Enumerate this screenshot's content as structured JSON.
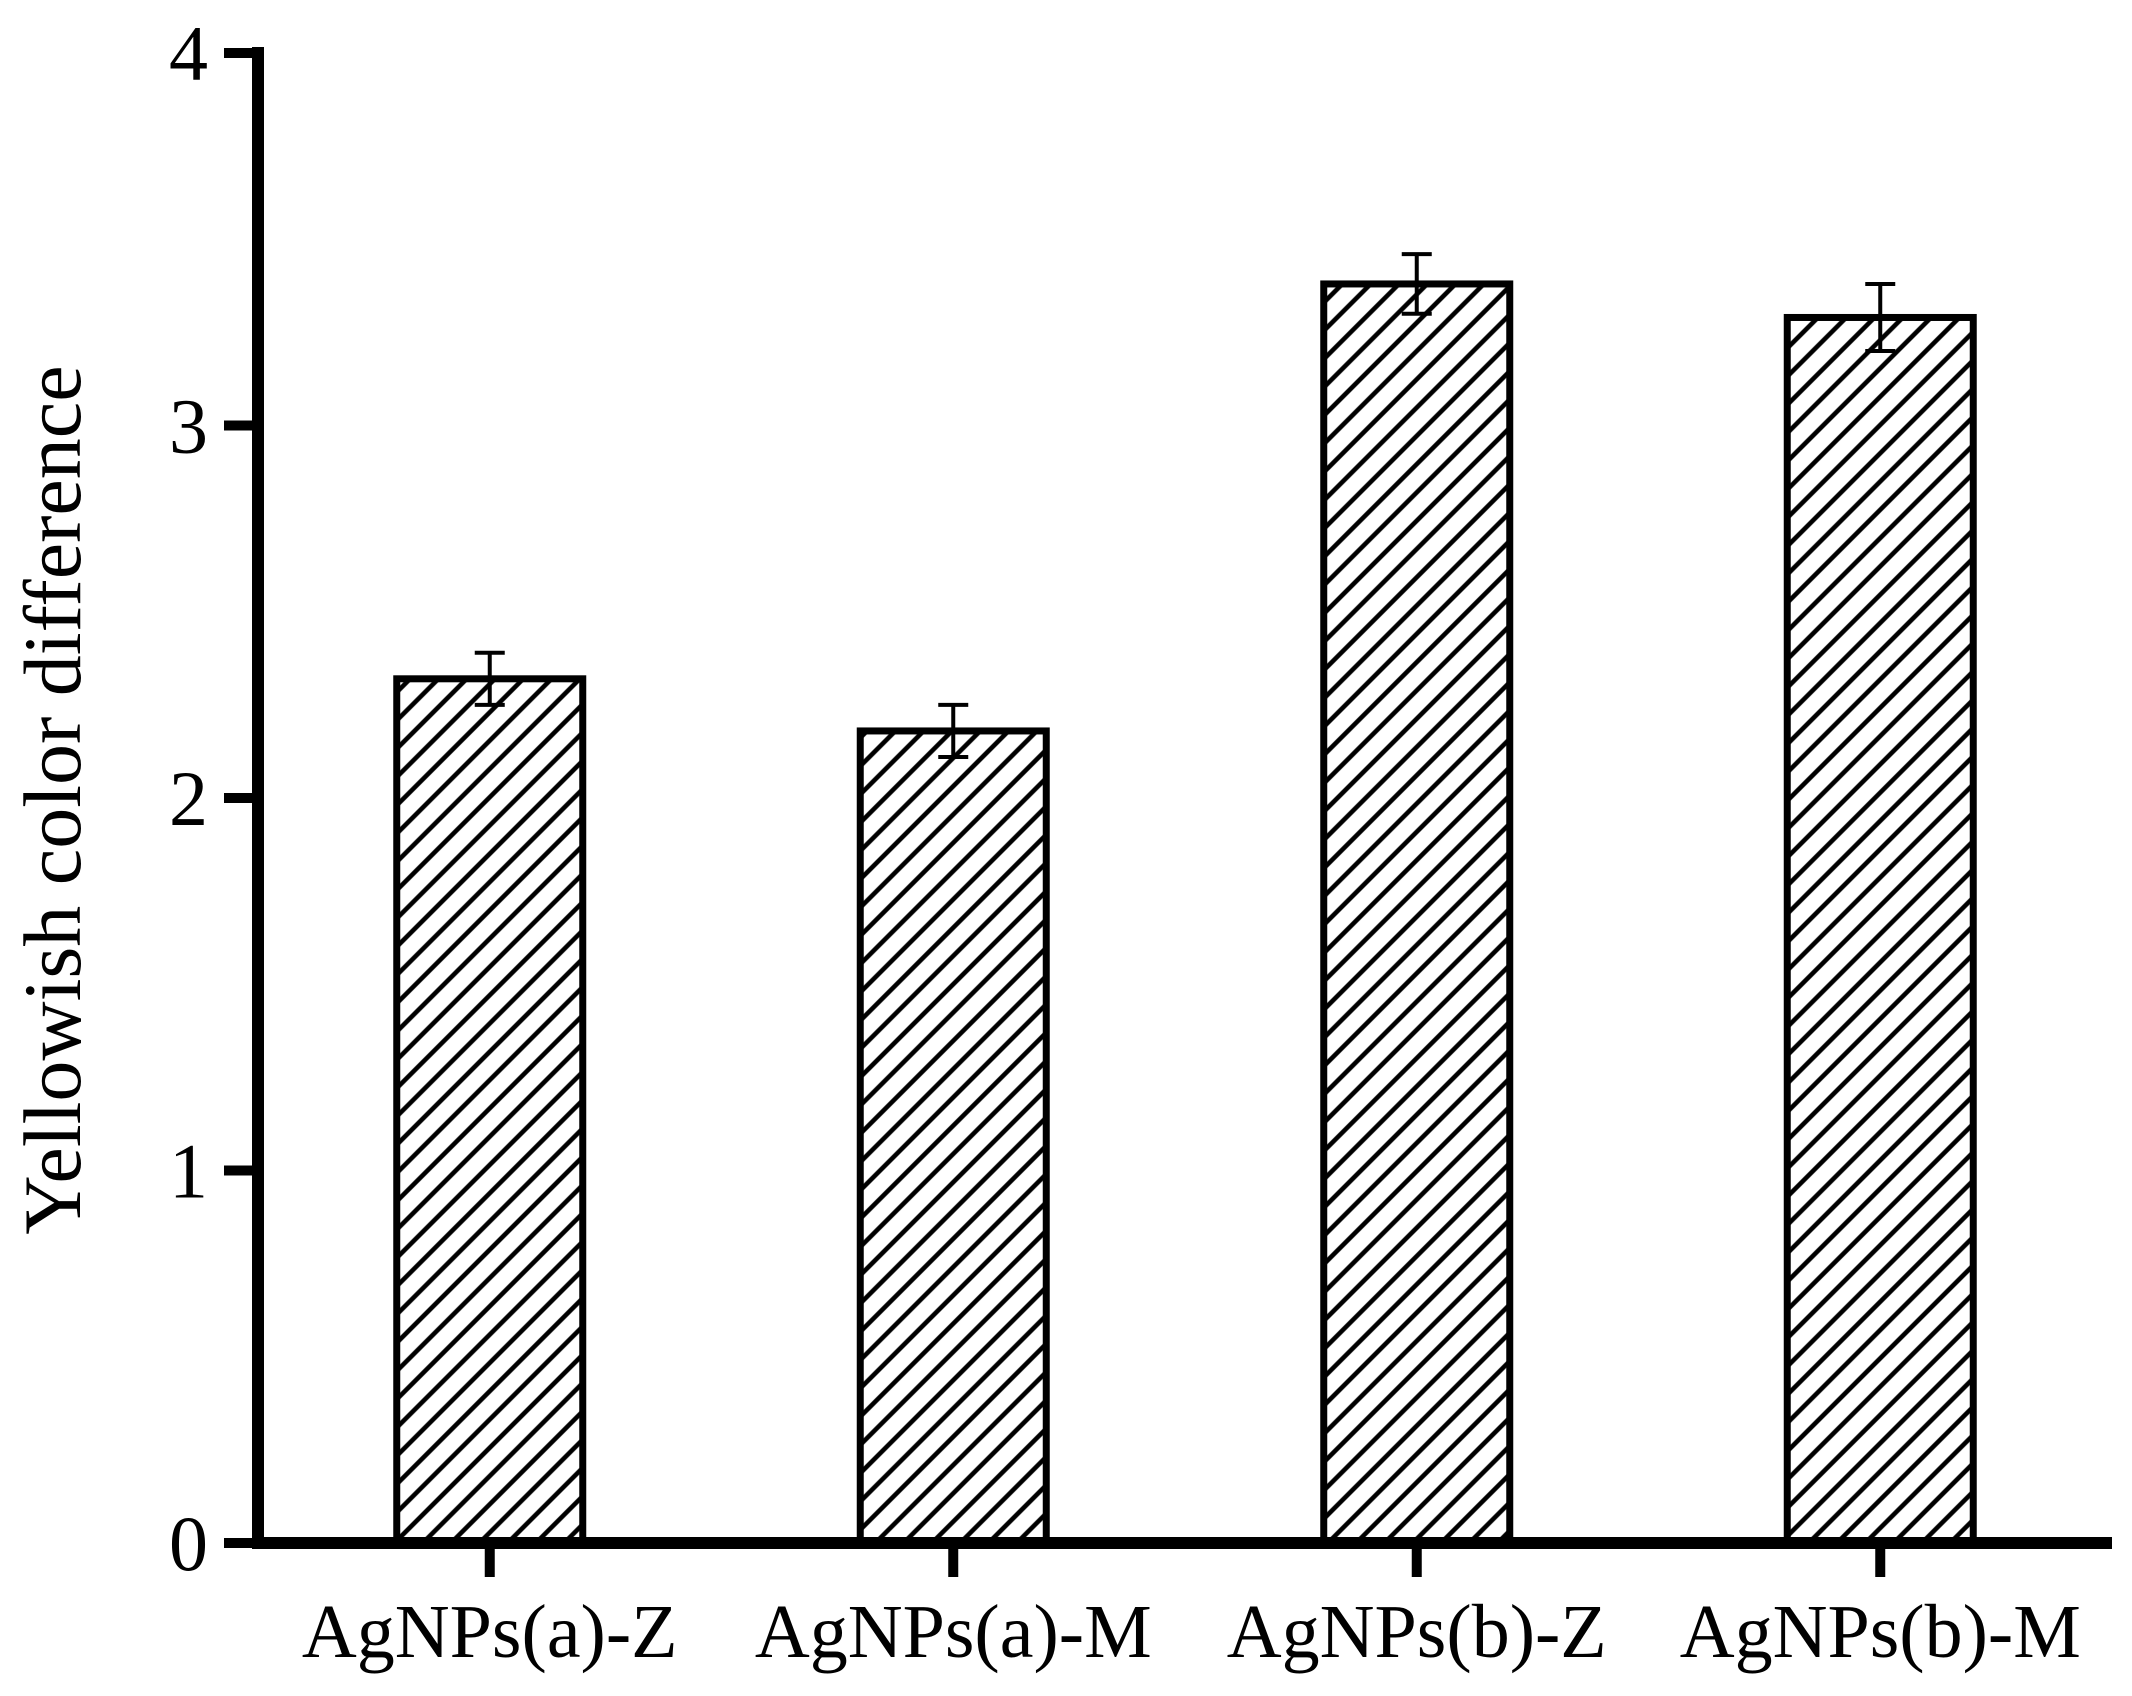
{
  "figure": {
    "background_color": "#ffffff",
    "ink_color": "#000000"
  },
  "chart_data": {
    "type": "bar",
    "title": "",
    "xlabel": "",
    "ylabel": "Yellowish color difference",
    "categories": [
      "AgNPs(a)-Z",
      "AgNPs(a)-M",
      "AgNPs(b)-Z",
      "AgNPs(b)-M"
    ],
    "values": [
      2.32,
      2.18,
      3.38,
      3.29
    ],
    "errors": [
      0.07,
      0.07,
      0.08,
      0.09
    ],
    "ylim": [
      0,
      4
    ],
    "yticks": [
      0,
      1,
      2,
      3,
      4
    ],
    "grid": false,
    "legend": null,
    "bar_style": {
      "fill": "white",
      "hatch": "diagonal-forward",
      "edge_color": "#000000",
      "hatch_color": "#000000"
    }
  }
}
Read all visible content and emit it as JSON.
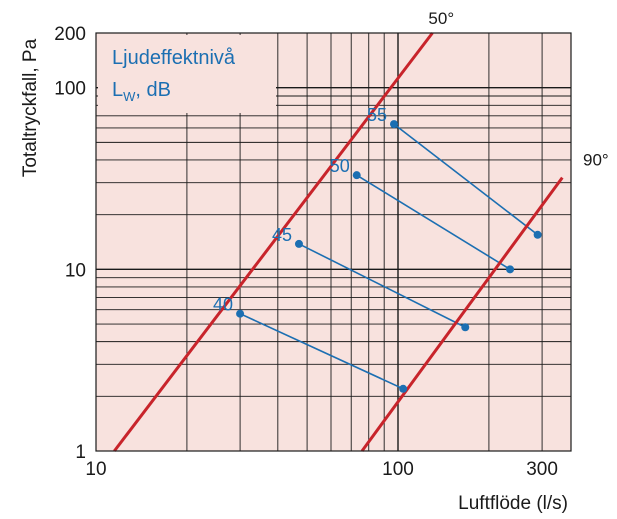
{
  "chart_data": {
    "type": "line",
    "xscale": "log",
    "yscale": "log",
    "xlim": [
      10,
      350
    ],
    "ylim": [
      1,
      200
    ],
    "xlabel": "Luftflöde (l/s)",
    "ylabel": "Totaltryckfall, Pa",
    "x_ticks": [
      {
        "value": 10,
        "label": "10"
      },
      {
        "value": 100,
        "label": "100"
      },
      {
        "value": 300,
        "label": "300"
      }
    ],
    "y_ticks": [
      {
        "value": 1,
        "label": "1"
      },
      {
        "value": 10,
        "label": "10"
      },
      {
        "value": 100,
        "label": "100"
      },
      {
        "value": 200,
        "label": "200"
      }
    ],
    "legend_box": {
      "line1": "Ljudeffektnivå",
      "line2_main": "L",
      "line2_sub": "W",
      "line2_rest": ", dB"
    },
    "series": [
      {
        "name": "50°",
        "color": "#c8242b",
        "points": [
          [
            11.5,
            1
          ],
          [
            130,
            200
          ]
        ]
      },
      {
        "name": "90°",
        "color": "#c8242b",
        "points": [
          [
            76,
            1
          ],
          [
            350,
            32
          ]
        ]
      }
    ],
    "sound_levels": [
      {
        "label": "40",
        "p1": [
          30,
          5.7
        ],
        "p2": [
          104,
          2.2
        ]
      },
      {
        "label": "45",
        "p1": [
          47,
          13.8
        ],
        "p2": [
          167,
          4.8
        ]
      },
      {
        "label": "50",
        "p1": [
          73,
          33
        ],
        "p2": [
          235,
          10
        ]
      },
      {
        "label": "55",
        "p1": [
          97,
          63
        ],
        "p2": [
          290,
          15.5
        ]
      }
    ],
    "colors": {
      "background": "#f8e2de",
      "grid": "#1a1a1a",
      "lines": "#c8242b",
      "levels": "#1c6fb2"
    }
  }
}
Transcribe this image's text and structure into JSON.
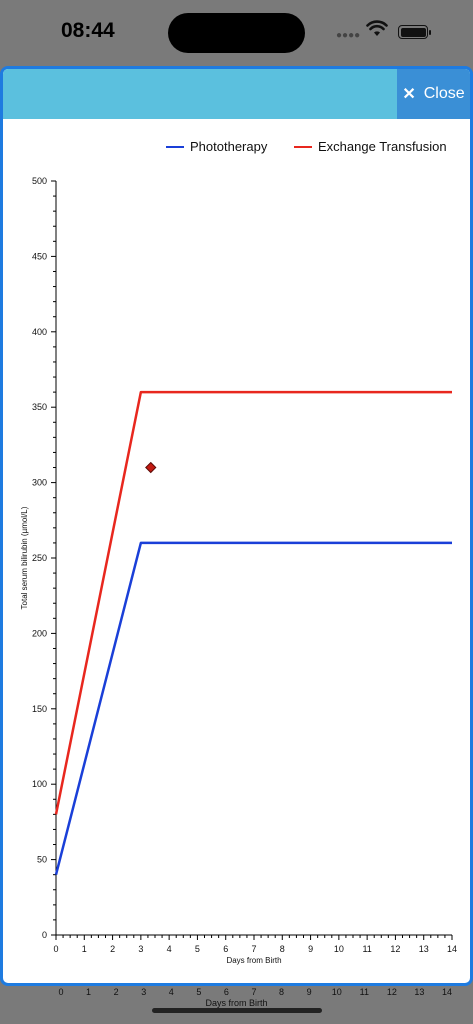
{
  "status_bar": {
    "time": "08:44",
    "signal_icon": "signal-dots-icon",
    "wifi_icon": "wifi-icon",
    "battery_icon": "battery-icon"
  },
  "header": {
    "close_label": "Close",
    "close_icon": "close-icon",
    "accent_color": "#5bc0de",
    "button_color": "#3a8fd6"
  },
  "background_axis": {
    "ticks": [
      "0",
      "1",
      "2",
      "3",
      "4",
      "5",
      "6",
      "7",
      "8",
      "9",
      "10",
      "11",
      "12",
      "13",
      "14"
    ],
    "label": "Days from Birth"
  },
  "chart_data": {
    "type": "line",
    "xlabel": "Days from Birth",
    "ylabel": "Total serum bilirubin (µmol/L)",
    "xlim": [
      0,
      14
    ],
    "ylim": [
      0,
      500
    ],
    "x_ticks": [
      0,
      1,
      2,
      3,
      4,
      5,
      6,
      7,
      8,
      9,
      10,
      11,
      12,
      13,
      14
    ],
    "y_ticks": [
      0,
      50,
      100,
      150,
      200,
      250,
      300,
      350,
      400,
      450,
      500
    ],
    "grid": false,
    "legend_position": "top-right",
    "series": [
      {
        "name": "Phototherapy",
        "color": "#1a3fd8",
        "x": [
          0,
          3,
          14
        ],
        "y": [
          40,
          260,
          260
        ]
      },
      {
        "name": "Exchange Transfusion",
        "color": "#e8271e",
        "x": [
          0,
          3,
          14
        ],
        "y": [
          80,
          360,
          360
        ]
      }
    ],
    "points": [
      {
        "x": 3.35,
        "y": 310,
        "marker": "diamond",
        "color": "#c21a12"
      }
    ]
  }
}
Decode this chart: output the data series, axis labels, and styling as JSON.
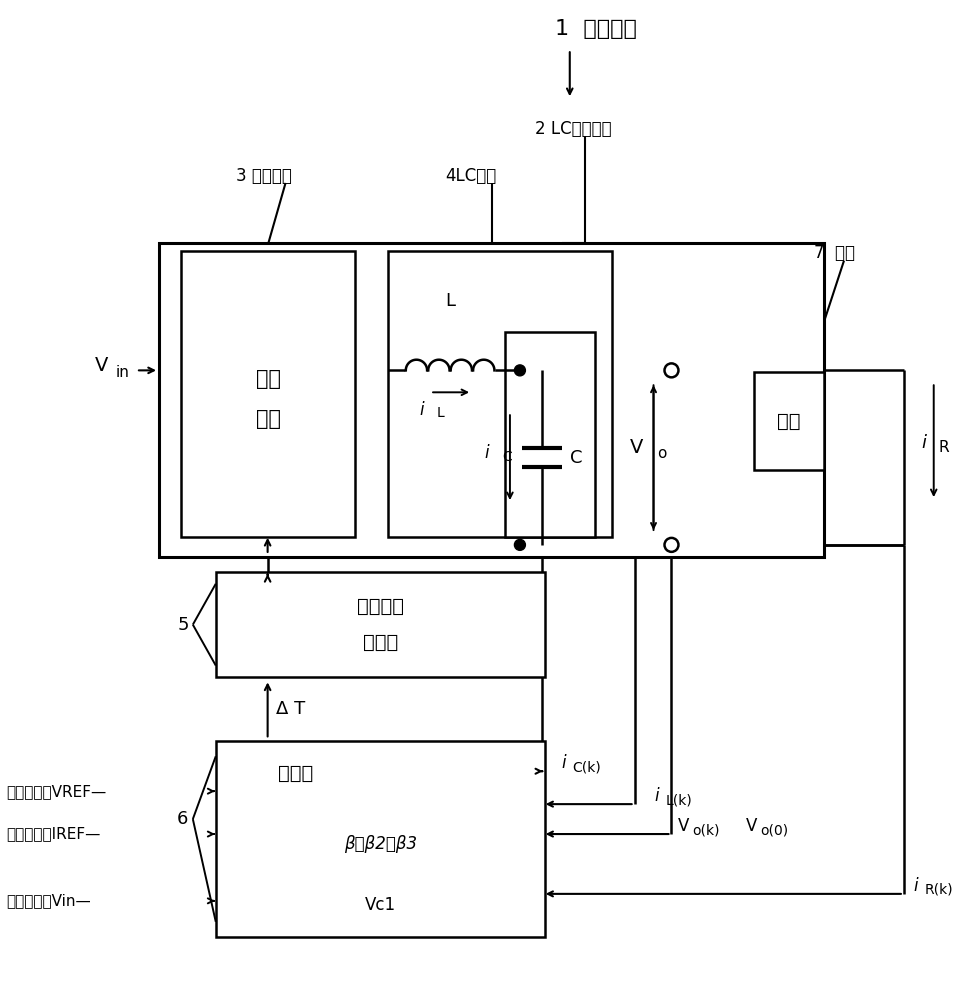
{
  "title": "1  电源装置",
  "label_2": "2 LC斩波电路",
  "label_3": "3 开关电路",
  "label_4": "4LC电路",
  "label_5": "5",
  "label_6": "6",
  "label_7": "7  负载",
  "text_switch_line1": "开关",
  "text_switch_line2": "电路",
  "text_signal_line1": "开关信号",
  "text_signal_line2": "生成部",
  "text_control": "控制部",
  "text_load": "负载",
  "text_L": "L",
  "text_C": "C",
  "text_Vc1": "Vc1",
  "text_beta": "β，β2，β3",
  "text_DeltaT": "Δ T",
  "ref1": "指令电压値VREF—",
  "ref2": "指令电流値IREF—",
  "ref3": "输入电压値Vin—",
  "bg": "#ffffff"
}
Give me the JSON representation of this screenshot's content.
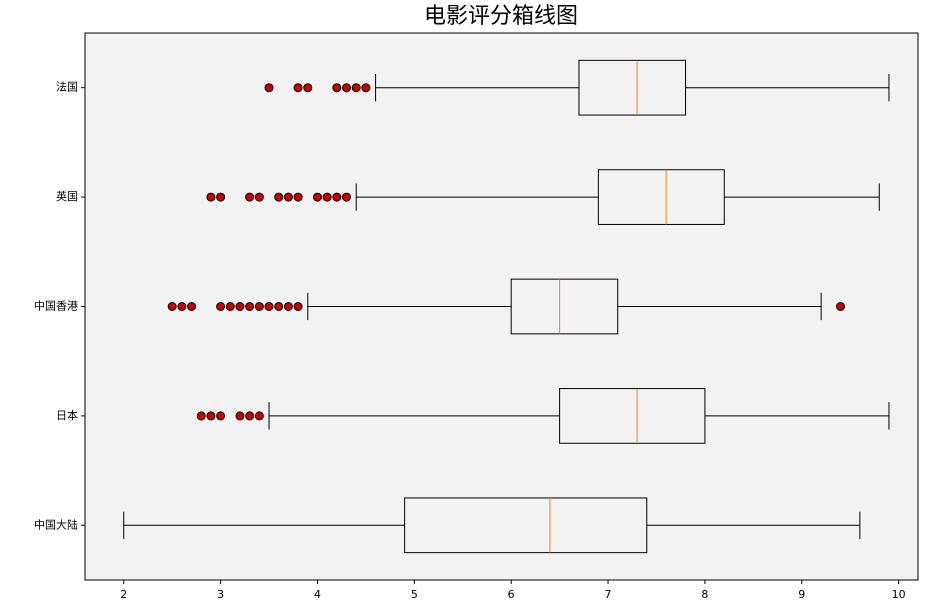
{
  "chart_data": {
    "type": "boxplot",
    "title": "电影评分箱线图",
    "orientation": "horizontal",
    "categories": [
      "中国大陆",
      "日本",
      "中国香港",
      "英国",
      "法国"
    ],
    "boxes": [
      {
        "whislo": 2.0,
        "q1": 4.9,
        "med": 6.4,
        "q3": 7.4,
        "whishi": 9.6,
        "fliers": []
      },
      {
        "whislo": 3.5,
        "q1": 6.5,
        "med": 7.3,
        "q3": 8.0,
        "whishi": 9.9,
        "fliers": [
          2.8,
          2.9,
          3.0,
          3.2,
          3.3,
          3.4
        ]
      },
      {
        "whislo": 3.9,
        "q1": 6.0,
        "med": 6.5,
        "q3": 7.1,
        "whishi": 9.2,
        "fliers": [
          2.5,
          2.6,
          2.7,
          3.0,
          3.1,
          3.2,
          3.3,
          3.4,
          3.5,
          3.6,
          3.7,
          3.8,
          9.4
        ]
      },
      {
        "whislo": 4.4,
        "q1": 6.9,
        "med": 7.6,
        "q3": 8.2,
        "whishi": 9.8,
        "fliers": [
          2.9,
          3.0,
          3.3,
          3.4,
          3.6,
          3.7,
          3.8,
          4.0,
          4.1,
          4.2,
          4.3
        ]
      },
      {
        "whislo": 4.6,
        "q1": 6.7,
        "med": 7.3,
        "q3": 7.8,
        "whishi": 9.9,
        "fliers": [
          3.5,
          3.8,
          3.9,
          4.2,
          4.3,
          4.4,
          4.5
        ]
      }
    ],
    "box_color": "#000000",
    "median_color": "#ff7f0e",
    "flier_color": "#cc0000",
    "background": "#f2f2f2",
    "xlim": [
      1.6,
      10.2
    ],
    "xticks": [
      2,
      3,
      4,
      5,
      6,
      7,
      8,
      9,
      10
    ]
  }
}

# # # # # # #

**WHAT TO DO:** What is the number of lines in this listing that contain the word "content"? Answer with that number and nothing else.

**TASK ANSWER:** 3